» **EXERCISE DETAILS**
Below are some records. Pull every line that contains the word "然后进入食物链".

» **RECORDED DATA**

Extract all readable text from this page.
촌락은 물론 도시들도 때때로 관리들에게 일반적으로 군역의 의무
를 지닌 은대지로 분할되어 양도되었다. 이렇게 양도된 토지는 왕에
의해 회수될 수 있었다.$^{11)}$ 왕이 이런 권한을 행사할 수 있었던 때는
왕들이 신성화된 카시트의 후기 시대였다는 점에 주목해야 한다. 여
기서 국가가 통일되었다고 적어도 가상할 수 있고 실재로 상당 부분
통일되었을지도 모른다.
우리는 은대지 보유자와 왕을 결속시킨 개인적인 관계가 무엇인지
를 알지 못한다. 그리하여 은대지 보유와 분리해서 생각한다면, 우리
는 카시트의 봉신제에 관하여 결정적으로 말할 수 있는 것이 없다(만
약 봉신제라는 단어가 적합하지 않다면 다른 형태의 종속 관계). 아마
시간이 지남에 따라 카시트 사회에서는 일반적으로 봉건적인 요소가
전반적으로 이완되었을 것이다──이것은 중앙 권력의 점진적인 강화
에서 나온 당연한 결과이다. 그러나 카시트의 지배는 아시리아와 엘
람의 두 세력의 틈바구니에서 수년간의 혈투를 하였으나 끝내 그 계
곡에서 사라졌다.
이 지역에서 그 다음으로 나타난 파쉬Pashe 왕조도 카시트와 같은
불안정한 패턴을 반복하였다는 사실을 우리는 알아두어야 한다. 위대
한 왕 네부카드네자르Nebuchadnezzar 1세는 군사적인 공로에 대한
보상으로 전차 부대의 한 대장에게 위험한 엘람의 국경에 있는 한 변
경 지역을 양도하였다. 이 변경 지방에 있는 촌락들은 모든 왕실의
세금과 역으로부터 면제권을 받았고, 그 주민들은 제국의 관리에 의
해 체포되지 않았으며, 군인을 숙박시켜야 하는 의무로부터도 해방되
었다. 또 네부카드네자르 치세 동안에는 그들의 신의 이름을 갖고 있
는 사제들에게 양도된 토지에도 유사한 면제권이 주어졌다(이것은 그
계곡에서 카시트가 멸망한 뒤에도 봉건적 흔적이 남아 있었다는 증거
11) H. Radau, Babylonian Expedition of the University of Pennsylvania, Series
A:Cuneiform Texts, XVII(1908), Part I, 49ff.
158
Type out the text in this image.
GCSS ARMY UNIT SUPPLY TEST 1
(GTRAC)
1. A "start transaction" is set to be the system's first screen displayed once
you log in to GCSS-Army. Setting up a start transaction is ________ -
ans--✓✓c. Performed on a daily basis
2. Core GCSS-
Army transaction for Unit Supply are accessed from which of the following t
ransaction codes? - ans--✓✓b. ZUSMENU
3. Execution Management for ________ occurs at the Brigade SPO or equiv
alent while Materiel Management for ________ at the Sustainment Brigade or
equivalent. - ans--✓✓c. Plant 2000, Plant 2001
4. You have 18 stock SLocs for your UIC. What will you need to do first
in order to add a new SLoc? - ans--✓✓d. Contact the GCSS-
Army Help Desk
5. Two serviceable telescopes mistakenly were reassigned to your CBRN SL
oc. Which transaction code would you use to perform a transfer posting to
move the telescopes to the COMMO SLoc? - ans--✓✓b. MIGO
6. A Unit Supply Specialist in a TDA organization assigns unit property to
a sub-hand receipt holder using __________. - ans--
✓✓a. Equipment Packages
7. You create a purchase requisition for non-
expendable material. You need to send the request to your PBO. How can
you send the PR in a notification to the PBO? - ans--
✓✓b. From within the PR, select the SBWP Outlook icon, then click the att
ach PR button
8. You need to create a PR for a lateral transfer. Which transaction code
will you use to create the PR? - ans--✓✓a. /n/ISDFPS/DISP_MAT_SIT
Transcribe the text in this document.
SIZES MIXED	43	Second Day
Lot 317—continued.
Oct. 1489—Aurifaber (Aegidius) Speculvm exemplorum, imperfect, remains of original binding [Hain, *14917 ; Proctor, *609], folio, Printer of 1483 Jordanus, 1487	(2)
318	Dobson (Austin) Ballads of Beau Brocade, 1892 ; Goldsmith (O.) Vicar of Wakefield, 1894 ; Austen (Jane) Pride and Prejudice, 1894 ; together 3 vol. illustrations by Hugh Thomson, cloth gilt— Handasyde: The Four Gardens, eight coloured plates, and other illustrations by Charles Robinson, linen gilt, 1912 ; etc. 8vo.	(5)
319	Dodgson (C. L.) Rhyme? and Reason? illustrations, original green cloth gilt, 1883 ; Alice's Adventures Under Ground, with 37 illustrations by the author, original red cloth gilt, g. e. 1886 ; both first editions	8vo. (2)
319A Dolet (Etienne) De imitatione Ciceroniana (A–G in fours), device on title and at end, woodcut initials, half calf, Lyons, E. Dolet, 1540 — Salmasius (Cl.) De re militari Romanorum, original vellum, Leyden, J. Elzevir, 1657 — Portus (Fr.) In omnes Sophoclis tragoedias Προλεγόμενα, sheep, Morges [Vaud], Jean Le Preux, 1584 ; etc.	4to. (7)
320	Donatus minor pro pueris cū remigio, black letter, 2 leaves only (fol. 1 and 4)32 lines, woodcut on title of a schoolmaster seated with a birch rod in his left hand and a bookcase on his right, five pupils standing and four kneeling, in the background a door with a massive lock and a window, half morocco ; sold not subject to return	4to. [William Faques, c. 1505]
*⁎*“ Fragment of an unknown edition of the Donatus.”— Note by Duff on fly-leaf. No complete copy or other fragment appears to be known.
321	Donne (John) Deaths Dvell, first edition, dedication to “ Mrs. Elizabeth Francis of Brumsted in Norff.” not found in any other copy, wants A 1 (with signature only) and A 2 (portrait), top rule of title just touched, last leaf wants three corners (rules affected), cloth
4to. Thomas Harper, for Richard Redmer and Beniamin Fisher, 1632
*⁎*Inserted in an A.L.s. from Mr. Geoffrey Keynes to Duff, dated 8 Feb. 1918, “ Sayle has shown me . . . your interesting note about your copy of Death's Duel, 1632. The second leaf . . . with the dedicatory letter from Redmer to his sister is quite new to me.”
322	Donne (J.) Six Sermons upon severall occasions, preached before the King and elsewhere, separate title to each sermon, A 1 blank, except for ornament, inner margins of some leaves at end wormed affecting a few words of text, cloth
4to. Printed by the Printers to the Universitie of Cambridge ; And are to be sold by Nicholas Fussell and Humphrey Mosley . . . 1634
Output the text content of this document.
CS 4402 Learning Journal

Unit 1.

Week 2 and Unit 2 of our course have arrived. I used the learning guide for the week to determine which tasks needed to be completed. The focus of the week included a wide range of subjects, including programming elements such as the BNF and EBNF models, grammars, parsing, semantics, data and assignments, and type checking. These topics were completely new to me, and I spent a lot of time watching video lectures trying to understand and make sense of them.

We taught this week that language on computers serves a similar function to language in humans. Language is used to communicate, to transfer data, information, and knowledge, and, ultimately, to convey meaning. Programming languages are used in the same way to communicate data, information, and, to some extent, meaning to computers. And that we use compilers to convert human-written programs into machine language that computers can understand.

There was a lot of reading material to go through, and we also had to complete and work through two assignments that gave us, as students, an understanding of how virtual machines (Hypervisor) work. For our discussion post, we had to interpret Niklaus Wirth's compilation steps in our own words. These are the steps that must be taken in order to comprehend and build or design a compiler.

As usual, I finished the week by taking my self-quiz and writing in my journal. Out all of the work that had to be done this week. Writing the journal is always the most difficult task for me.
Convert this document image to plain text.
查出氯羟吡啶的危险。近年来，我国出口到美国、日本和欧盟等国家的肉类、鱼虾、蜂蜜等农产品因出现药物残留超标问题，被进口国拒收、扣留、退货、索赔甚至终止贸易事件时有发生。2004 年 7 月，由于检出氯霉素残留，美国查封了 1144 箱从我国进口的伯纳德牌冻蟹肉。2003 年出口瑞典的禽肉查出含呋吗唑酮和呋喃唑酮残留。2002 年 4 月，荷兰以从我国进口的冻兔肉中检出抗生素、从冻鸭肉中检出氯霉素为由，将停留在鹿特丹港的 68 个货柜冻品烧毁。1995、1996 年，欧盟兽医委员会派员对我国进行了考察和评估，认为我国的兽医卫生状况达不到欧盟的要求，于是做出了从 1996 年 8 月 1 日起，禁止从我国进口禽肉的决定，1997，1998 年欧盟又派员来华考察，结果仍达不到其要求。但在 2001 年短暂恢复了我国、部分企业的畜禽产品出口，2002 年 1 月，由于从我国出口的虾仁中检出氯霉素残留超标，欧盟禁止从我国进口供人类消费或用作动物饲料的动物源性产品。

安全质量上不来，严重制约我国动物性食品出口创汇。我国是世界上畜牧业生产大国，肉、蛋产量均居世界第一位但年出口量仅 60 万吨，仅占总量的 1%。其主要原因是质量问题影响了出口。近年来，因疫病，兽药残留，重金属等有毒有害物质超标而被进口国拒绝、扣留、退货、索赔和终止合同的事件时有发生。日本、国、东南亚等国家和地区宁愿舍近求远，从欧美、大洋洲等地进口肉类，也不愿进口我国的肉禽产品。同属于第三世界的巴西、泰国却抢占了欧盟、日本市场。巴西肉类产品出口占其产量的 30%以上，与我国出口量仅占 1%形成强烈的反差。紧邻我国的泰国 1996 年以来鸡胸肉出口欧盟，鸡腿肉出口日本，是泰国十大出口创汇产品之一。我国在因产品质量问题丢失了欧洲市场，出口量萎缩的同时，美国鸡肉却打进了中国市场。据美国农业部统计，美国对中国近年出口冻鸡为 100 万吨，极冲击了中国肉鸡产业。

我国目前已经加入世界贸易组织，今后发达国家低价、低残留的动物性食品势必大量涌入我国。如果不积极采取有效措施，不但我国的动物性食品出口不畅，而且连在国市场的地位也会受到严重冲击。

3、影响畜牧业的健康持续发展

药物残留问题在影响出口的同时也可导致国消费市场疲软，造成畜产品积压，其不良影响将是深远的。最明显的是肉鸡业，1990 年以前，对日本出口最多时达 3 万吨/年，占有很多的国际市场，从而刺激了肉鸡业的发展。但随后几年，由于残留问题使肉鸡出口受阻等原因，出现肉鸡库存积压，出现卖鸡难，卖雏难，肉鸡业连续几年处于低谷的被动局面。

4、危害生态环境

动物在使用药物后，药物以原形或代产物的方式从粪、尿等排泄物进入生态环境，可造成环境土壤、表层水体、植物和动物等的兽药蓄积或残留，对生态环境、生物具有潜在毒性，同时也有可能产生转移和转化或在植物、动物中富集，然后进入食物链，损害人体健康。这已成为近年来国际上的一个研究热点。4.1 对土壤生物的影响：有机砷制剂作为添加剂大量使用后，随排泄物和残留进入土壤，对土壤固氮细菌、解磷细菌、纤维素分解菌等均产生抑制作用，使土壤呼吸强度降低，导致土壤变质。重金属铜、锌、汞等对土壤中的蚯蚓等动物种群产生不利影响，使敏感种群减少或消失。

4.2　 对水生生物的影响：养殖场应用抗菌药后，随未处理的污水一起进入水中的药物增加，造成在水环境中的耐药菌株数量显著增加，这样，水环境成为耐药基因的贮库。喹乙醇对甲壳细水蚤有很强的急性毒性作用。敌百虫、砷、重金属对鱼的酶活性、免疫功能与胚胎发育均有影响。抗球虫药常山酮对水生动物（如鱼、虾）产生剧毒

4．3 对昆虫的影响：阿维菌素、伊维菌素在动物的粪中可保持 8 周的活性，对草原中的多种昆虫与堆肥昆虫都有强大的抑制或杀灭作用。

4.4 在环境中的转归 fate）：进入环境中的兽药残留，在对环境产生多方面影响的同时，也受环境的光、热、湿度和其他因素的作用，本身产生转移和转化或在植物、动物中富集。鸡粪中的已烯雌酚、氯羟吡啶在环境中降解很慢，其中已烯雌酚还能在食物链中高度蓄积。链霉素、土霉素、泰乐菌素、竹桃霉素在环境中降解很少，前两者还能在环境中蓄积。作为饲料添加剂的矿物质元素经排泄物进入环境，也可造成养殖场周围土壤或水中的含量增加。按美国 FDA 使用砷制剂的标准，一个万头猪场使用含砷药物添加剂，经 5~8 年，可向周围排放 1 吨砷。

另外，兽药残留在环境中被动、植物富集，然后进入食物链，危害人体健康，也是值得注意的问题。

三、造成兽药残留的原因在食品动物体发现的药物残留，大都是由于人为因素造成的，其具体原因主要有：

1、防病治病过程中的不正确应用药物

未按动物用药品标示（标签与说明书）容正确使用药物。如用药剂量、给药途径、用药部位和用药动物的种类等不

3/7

» **SOLUTION FOR THIS TASK**
动物在使用药物后，药物以原形或代产物的方式从粪、尿等排泄物进入生态环境，可造成环境土壤、表层水体、植物和动物等的兽药蓄积或残留，对生态环境、生物具有潜在毒性，同时也有可能产生转移和转化或在植物、动物中富集，然后进入食物链，损害人体健康。这已成为近年来国际上的一个研究热点。4.1 对土壤生物的影响：有机砷制剂作为添加剂大量使用后，随排泄物和残留进入土壤，对土壤固氮细菌、解磷细菌、纤维素分解菌等均产生抑制作用，使土壤呼吸强度降低，导致土壤变质。重金属铜、锌、汞等对土壤中的蚯蚓等动物种群产生不利影响，使敏感种群减少或消失。
另外，兽药残留在环境中被动、植物富集，然后进入食物链，危害人体健康，也是值得注意的问题。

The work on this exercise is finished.